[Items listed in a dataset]

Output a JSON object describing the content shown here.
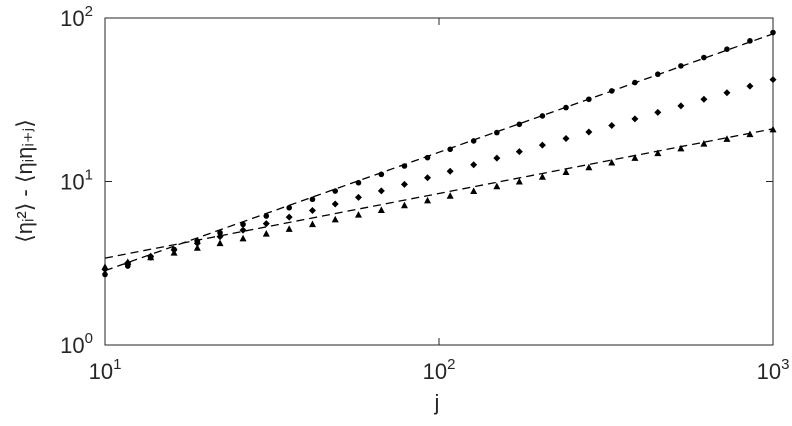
{
  "chart_data": {
    "type": "scatter",
    "xlabel": "j",
    "ylabel": "⟨ηᵢ²⟩ - ⟨ηᵢηᵢ₊ⱼ⟩",
    "xscale": "log",
    "yscale": "log",
    "xlim": [
      10,
      1000
    ],
    "ylim": [
      1,
      100
    ],
    "xticks": [
      {
        "value": 10,
        "label": "10",
        "exponent": "1"
      },
      {
        "value": 100,
        "label": "10",
        "exponent": "2"
      },
      {
        "value": 1000,
        "label": "10",
        "exponent": "3"
      }
    ],
    "yticks": [
      {
        "value": 1,
        "label": "10",
        "exponent": "0"
      },
      {
        "value": 10,
        "label": "10",
        "exponent": "1"
      },
      {
        "value": 100,
        "label": "10",
        "exponent": "2"
      }
    ],
    "x": [
      10,
      11.7,
      13.7,
      16.1,
      18.9,
      22.1,
      25.9,
      30.4,
      35.6,
      41.8,
      48.9,
      57.4,
      67.2,
      78.8,
      92.4,
      108,
      127,
      149,
      174,
      204,
      240,
      281,
      329,
      386,
      452,
      530,
      621,
      728,
      853,
      1000
    ],
    "series": [
      {
        "color": "#000000",
        "marker": "circle",
        "values": [
          2.7,
          3.04,
          3.42,
          3.84,
          4.32,
          4.86,
          5.47,
          6.15,
          6.91,
          7.78,
          8.74,
          9.83,
          11.06,
          12.44,
          13.99,
          15.74,
          17.7,
          19.91,
          22.39,
          25.18,
          28.31,
          31.84,
          35.82,
          40.28,
          45.3,
          50.95,
          57.31,
          64.44,
          72.49,
          81.5
        ]
      },
      {
        "color": "#000000",
        "marker": "diamond",
        "values": [
          2.9,
          3.18,
          3.49,
          3.82,
          4.19,
          4.6,
          5.04,
          5.53,
          6.06,
          6.65,
          7.29,
          7.99,
          8.76,
          9.61,
          10.54,
          11.55,
          12.67,
          13.89,
          15.23,
          16.7,
          18.32,
          20.09,
          22.02,
          24.16,
          26.48,
          29.03,
          31.84,
          34.91,
          38.28,
          41.98
        ]
      },
      {
        "color": "#000000",
        "marker": "triangle",
        "values": [
          3.0,
          3.21,
          3.43,
          3.66,
          3.92,
          4.19,
          4.48,
          4.79,
          5.12,
          5.47,
          5.85,
          6.25,
          6.68,
          7.14,
          7.64,
          8.16,
          8.73,
          9.33,
          9.97,
          10.66,
          11.4,
          12.18,
          13.02,
          13.92,
          14.88,
          15.91,
          17.01,
          18.18,
          19.44,
          20.78
        ]
      }
    ],
    "fits": [
      {
        "color": "#000000",
        "line": "dashed",
        "x": [
          10,
          1000
        ],
        "values": [
          3.4,
          21
        ]
      },
      {
        "color": "#000000",
        "line": "dashed",
        "x": [
          10,
          1000
        ],
        "values": [
          2.85,
          80
        ]
      }
    ]
  }
}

To do =
Repeat the material above verbatim, with no pictures in the output.

Correct response =
Output a JSON object describing the content shown here.
{
  "chart_data": {
    "type": "scatter",
    "xlabel": "j",
    "ylabel": "⟨ηᵢ²⟩ - ⟨ηᵢηᵢ₊ⱼ⟩",
    "xscale": "log",
    "yscale": "log",
    "xlim": [
      10,
      1000
    ],
    "ylim": [
      1,
      100
    ],
    "xticks": [
      {
        "value": 10,
        "label": "10",
        "exponent": "1"
      },
      {
        "value": 100,
        "label": "10",
        "exponent": "2"
      },
      {
        "value": 1000,
        "label": "10",
        "exponent": "3"
      }
    ],
    "yticks": [
      {
        "value": 1,
        "label": "10",
        "exponent": "0"
      },
      {
        "value": 10,
        "label": "10",
        "exponent": "1"
      },
      {
        "value": 100,
        "label": "10",
        "exponent": "2"
      }
    ],
    "x": [
      10,
      11.7,
      13.7,
      16.1,
      18.9,
      22.1,
      25.9,
      30.4,
      35.6,
      41.8,
      48.9,
      57.4,
      67.2,
      78.8,
      92.4,
      108,
      127,
      149,
      174,
      204,
      240,
      281,
      329,
      386,
      452,
      530,
      621,
      728,
      853,
      1000
    ],
    "series": [
      {
        "color": "#000000",
        "marker": "circle",
        "values": [
          2.7,
          3.04,
          3.42,
          3.84,
          4.32,
          4.86,
          5.47,
          6.15,
          6.91,
          7.78,
          8.74,
          9.83,
          11.06,
          12.44,
          13.99,
          15.74,
          17.7,
          19.91,
          22.39,
          25.18,
          28.31,
          31.84,
          35.82,
          40.28,
          45.3,
          50.95,
          57.31,
          64.44,
          72.49,
          81.5
        ]
      },
      {
        "color": "#000000",
        "marker": "diamond",
        "values": [
          2.9,
          3.18,
          3.49,
          3.82,
          4.19,
          4.6,
          5.04,
          5.53,
          6.06,
          6.65,
          7.29,
          7.99,
          8.76,
          9.61,
          10.54,
          11.55,
          12.67,
          13.89,
          15.23,
          16.7,
          18.32,
          20.09,
          22.02,
          24.16,
          26.48,
          29.03,
          31.84,
          34.91,
          38.28,
          41.98
        ]
      },
      {
        "color": "#000000",
        "marker": "triangle",
        "values": [
          3.0,
          3.21,
          3.43,
          3.66,
          3.92,
          4.19,
          4.48,
          4.79,
          5.12,
          5.47,
          5.85,
          6.25,
          6.68,
          7.14,
          7.64,
          8.16,
          8.73,
          9.33,
          9.97,
          10.66,
          11.4,
          12.18,
          13.02,
          13.92,
          14.88,
          15.91,
          17.01,
          18.18,
          19.44,
          20.78
        ]
      }
    ],
    "fits": [
      {
        "color": "#000000",
        "line": "dashed",
        "x": [
          10,
          1000
        ],
        "values": [
          3.4,
          21
        ]
      },
      {
        "color": "#000000",
        "line": "dashed",
        "x": [
          10,
          1000
        ],
        "values": [
          2.85,
          80
        ]
      }
    ]
  }
}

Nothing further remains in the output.